§ Set problem: Extract the lines that carry the string "Sensor" from the listing.

§ Task data:
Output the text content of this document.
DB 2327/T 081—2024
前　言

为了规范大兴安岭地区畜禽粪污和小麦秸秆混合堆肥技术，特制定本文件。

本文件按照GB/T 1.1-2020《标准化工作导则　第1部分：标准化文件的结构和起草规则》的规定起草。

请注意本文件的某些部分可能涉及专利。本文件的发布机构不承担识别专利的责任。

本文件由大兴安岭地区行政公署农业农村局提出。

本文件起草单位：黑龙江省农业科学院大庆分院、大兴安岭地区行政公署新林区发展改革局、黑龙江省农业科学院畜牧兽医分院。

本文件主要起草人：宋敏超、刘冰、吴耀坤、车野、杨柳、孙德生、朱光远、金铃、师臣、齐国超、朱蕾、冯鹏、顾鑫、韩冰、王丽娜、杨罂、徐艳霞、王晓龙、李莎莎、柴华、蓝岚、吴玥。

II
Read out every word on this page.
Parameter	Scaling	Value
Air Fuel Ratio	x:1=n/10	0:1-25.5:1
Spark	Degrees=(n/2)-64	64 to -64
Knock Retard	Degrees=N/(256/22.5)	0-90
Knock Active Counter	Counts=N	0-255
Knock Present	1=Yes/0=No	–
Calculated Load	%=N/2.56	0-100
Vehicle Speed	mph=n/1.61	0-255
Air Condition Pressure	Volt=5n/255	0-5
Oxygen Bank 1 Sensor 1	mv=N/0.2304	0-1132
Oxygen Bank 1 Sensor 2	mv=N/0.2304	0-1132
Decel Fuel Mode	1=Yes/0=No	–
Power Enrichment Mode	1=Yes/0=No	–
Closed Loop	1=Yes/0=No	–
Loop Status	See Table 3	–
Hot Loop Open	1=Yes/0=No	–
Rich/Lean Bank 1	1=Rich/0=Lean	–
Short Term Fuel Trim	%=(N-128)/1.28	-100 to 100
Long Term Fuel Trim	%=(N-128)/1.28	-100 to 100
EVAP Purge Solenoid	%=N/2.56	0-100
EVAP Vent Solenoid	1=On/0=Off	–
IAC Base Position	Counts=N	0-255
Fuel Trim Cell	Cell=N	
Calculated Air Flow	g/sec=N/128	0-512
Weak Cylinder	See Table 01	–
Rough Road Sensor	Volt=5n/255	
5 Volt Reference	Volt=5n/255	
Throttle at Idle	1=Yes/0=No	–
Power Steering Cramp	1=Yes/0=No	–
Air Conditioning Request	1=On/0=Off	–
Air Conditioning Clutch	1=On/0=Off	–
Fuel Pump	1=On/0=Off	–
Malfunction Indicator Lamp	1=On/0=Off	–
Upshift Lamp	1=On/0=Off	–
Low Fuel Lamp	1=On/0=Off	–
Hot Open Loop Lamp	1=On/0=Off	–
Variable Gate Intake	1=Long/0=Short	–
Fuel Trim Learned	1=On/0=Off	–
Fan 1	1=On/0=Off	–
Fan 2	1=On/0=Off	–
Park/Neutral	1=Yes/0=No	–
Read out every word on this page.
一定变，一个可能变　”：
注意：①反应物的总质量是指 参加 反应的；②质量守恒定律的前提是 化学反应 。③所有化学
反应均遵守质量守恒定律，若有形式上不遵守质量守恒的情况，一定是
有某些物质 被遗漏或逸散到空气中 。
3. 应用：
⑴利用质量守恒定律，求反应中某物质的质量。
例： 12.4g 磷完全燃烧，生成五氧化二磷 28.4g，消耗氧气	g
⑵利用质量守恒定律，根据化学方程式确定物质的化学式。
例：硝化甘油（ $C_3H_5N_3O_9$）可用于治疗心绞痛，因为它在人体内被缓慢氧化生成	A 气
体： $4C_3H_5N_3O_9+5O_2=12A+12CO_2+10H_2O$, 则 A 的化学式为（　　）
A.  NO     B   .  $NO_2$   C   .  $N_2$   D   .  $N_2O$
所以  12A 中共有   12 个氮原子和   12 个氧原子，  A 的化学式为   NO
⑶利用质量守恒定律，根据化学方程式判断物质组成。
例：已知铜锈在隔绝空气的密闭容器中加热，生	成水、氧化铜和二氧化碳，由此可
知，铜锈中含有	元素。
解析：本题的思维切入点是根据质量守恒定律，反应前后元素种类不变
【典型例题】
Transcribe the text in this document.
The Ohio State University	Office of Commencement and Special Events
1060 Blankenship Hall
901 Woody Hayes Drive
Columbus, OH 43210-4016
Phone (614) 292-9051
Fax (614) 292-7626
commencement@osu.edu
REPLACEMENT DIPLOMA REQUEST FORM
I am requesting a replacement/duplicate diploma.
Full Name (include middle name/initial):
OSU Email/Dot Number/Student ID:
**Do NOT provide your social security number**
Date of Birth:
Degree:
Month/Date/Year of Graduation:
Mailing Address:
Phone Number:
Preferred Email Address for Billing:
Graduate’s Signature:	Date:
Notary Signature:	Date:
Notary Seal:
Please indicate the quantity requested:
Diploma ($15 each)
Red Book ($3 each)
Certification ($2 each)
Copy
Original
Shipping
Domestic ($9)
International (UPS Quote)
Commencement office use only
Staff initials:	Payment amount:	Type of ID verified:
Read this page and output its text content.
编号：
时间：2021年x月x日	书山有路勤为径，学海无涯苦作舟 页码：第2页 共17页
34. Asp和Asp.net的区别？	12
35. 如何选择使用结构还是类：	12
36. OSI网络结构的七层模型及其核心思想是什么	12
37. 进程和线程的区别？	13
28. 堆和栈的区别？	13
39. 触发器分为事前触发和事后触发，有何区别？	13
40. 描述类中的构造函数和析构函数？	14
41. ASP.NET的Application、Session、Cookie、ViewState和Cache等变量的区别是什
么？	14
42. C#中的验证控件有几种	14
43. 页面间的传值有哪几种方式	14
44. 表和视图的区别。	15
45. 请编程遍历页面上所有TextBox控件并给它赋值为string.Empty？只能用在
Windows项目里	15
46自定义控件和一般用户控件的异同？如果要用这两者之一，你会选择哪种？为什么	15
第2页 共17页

§ Written answer:
Oxygen Bank 1 Sensor 1	mv=N/0.2304	0-1132
Oxygen Bank 1 Sensor 2	mv=N/0.2304	0-1132
Rough Road Sensor	Volt=5n/255	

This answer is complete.